--- DATA FOR PROCESSING ---
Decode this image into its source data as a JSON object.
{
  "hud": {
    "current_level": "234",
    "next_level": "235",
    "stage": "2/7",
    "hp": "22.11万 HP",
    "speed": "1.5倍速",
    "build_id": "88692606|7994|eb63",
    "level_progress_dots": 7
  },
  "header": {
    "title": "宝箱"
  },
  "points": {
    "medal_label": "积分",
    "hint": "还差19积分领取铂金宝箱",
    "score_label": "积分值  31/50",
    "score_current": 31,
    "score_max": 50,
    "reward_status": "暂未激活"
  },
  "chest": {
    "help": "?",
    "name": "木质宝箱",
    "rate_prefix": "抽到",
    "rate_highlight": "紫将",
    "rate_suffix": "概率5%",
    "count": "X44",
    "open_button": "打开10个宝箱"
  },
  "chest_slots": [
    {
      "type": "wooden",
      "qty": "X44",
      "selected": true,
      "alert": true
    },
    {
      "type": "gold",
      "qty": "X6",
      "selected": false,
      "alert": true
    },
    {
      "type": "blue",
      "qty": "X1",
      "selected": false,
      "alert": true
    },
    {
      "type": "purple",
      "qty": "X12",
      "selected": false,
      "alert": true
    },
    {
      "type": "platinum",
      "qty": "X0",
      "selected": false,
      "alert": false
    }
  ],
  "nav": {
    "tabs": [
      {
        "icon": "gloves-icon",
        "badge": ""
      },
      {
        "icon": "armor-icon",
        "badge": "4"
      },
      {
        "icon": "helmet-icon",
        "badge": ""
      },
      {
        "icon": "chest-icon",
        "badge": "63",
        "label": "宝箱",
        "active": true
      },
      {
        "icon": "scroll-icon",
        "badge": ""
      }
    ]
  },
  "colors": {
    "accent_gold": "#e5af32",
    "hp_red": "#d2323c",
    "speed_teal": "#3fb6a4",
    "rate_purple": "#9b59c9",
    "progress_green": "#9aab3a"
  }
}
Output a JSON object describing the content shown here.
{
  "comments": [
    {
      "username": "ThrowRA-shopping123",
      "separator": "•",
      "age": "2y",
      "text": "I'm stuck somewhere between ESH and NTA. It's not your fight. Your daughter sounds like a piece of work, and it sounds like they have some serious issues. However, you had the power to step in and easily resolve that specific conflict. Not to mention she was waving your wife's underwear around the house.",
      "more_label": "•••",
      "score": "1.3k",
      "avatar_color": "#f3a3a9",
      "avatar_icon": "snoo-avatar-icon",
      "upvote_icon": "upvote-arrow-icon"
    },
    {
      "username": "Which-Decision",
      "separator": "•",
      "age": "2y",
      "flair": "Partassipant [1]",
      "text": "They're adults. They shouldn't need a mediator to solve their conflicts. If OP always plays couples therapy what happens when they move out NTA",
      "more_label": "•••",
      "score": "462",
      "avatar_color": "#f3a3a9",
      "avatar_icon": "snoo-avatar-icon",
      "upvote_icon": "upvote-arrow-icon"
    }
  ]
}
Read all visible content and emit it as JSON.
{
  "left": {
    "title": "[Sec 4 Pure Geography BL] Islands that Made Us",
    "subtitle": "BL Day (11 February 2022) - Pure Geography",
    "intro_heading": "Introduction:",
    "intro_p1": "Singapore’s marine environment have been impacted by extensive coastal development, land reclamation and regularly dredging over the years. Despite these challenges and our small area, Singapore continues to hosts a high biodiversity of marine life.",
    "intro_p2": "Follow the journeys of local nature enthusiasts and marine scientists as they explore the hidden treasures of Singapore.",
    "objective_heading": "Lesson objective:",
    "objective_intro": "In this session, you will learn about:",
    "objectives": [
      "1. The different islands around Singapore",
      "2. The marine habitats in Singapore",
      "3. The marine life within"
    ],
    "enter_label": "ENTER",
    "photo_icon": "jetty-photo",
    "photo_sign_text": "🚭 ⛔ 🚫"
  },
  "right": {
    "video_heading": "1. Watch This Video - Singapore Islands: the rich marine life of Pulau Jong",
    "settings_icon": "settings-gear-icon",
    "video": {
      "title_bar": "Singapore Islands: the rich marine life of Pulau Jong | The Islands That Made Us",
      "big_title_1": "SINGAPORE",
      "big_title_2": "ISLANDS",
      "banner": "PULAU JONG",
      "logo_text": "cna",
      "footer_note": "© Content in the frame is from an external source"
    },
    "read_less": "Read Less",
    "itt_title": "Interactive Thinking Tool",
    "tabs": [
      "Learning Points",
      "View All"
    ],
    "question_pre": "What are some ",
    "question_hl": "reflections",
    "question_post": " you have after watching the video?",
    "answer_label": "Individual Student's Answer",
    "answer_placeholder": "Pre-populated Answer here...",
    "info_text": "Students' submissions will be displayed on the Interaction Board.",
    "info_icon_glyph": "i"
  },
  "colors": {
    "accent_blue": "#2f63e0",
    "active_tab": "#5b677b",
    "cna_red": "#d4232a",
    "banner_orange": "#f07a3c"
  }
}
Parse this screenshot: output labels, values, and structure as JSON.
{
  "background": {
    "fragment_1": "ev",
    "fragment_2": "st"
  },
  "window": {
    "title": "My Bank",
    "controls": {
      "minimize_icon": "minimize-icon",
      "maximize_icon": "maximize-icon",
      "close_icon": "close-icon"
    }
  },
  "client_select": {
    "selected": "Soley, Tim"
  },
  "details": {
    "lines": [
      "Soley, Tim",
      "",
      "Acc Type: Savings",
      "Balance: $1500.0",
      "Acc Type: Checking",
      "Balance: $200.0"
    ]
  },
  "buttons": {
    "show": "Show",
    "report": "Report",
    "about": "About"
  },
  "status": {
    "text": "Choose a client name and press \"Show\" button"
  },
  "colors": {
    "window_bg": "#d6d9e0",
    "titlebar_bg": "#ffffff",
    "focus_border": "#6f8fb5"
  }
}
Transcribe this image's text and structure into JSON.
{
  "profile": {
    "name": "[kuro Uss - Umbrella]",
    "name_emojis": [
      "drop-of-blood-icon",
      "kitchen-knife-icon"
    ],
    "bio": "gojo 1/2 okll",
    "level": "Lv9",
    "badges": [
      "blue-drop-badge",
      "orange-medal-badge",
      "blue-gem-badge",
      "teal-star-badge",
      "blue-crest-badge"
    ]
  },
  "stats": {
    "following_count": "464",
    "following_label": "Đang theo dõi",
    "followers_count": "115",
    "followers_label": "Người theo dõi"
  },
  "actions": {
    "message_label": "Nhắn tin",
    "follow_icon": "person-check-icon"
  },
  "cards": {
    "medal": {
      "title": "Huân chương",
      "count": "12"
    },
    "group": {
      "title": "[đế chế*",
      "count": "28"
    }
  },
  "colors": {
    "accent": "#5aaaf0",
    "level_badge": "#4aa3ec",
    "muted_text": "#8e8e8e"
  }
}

--- SET TASK ---
Extract the listing in its entirety, matching it exactly.

--- TASK OUTPUT ---
Decode this image into its source data as a JSON object.
{
  "hud": {
    "current_level": "234",
    "next_level": "235",
    "stage": "2/7",
    "hp": "22.11万 HP",
    "speed": "1.5倍速",
    "build_id": "88692606|7994|eb63",
    "level_progress_dots": 7
  },
  "header": {
    "title": "宝箱"
  },
  "points": {
    "medal_label": "积分",
    "hint": "还差19积分领取铂金宝箱",
    "score_label": "积分值  31/50",
    "score_current": 31,
    "score_max": 50,
    "reward_status": "暂未激活"
  },
  "chest": {
    "help": "?",
    "name": "木质宝箱",
    "rate_prefix": "抽到",
    "rate_highlight": "紫将",
    "rate_suffix": "概率5%",
    "count": "X44",
    "open_button": "打开10个宝箱"
  },
  "chest_slots": [
    {
      "type": "wooden",
      "qty": "X44",
      "selected": true,
      "alert": true
    },
    {
      "type": "gold",
      "qty": "X6",
      "selected": false,
      "alert": true
    },
    {
      "type": "blue",
      "qty": "X1",
      "selected": false,
      "alert": true
    },
    {
      "type": "purple",
      "qty": "X12",
      "selected": false,
      "alert": true
    },
    {
      "type": "platinum",
      "qty": "X0",
      "selected": false,
      "alert": false
    }
  ],
  "nav": {
    "tabs": [
      {
        "icon": "gloves-icon",
        "badge": ""
      },
      {
        "icon": "armor-icon",
        "badge": "4"
      },
      {
        "icon": "helmet-icon",
        "badge": ""
      },
      {
        "icon": "chest-icon",
        "badge": "63",
        "label": "宝箱",
        "active": true
      },
      {
        "icon": "scroll-icon",
        "badge": ""
      }
    ]
  },
  "colors": {
    "accent_gold": "#e5af32",
    "hp_red": "#d2323c",
    "speed_teal": "#3fb6a4",
    "rate_purple": "#9b59c9",
    "progress_green": "#9aab3a"
  }
}
Output a JSON object describing the content shown here.
{
  "comments": [
    {
      "username": "ThrowRA-shopping123",
      "separator": "•",
      "age": "2y",
      "text": "I'm stuck somewhere between ESH and NTA. It's not your fight. Your daughter sounds like a piece of work, and it sounds like they have some serious issues. However, you had the power to step in and easily resolve that specific conflict. Not to mention she was waving your wife's underwear around the house.",
      "more_label": "•••",
      "score": "1.3k",
      "avatar_color": "#f3a3a9",
      "avatar_icon": "snoo-avatar-icon",
      "upvote_icon": "upvote-arrow-icon"
    },
    {
      "username": "Which-Decision",
      "separator": "•",
      "age": "2y",
      "flair": "Partassipant [1]",
      "text": "They're adults. They shouldn't need a mediator to solve their conflicts. If OP always plays couples therapy what happens when they move out NTA",
      "more_label": "•••",
      "score": "462",
      "avatar_color": "#f3a3a9",
      "avatar_icon": "snoo-avatar-icon",
      "upvote_icon": "upvote-arrow-icon"
    }
  ]
}
Read all visible content and emit it as JSON.
{
  "left": {
    "title": "[Sec 4 Pure Geography BL] Islands that Made Us",
    "subtitle": "BL Day (11 February 2022) - Pure Geography",
    "intro_heading": "Introduction:",
    "intro_p1": "Singapore’s marine environment have been impacted by extensive coastal development, land reclamation and regularly dredging over the years. Despite these challenges and our small area, Singapore continues to hosts a high biodiversity of marine life.",
    "intro_p2": "Follow the journeys of local nature enthusiasts and marine scientists as they explore the hidden treasures of Singapore.",
    "objective_heading": "Lesson objective:",
    "objective_intro": "In this session, you will learn about:",
    "objectives": [
      "1. The different islands around Singapore",
      "2. The marine habitats in Singapore",
      "3. The marine life within"
    ],
    "enter_label": "ENTER",
    "photo_icon": "jetty-photo",
    "photo_sign_text": "🚭 ⛔ 🚫"
  },
  "right": {
    "video_heading": "1. Watch This Video - Singapore Islands: the rich marine life of Pulau Jong",
    "settings_icon": "settings-gear-icon",
    "video": {
      "title_bar": "Singapore Islands: the rich marine life of Pulau Jong | The Islands That Made Us",
      "big_title_1": "SINGAPORE",
      "big_title_2": "ISLANDS",
      "banner": "PULAU JONG",
      "logo_text": "cna",
      "footer_note": "© Content in the frame is from an external source"
    },
    "read_less": "Read Less",
    "itt_title": "Interactive Thinking Tool",
    "tabs": [
      "Learning Points",
      "View All"
    ],
    "question_pre": "What are some ",
    "question_hl": "reflections",
    "question_post": " you have after watching the video?",
    "answer_label": "Individual Student's Answer",
    "answer_placeholder": "Pre-populated Answer here...",
    "info_text": "Students' submissions will be displayed on the Interaction Board.",
    "info_icon_glyph": "i"
  },
  "colors": {
    "accent_blue": "#2f63e0",
    "active_tab": "#5b677b",
    "cna_red": "#d4232a",
    "banner_orange": "#f07a3c"
  }
}
Parse this screenshot: output labels, values, and structure as JSON.
{
  "background": {
    "fragment_1": "ev",
    "fragment_2": "st"
  },
  "window": {
    "title": "My Bank",
    "controls": {
      "minimize_icon": "minimize-icon",
      "maximize_icon": "maximize-icon",
      "close_icon": "close-icon"
    }
  },
  "client_select": {
    "selected": "Soley, Tim"
  },
  "details": {
    "lines": [
      "Soley, Tim",
      "",
      "Acc Type: Savings",
      "Balance: $1500.0",
      "Acc Type: Checking",
      "Balance: $200.0"
    ]
  },
  "buttons": {
    "show": "Show",
    "report": "Report",
    "about": "About"
  },
  "status": {
    "text": "Choose a client name and press \"Show\" button"
  },
  "colors": {
    "window_bg": "#d6d9e0",
    "titlebar_bg": "#ffffff",
    "focus_border": "#6f8fb5"
  }
}
Transcribe this image's text and structure into JSON.
{
  "profile": {
    "name": "[kuro Uss - Umbrella]",
    "name_emojis": [
      "drop-of-blood-icon",
      "kitchen-knife-icon"
    ],
    "bio": "gojo 1/2 okll",
    "level": "Lv9",
    "badges": [
      "blue-drop-badge",
      "orange-medal-badge",
      "blue-gem-badge",
      "teal-star-badge",
      "blue-crest-badge"
    ]
  },
  "stats": {
    "following_count": "464",
    "following_label": "Đang theo dõi",
    "followers_count": "115",
    "followers_label": "Người theo dõi"
  },
  "actions": {
    "message_label": "Nhắn tin",
    "follow_icon": "person-check-icon"
  },
  "cards": {
    "medal": {
      "title": "Huân chương",
      "count": "12"
    },
    "group": {
      "title": "[đế chế*",
      "count": "28"
    }
  },
  "colors": {
    "accent": "#5aaaf0",
    "level_badge": "#4aa3ec",
    "muted_text": "#8e8e8e"
  }
}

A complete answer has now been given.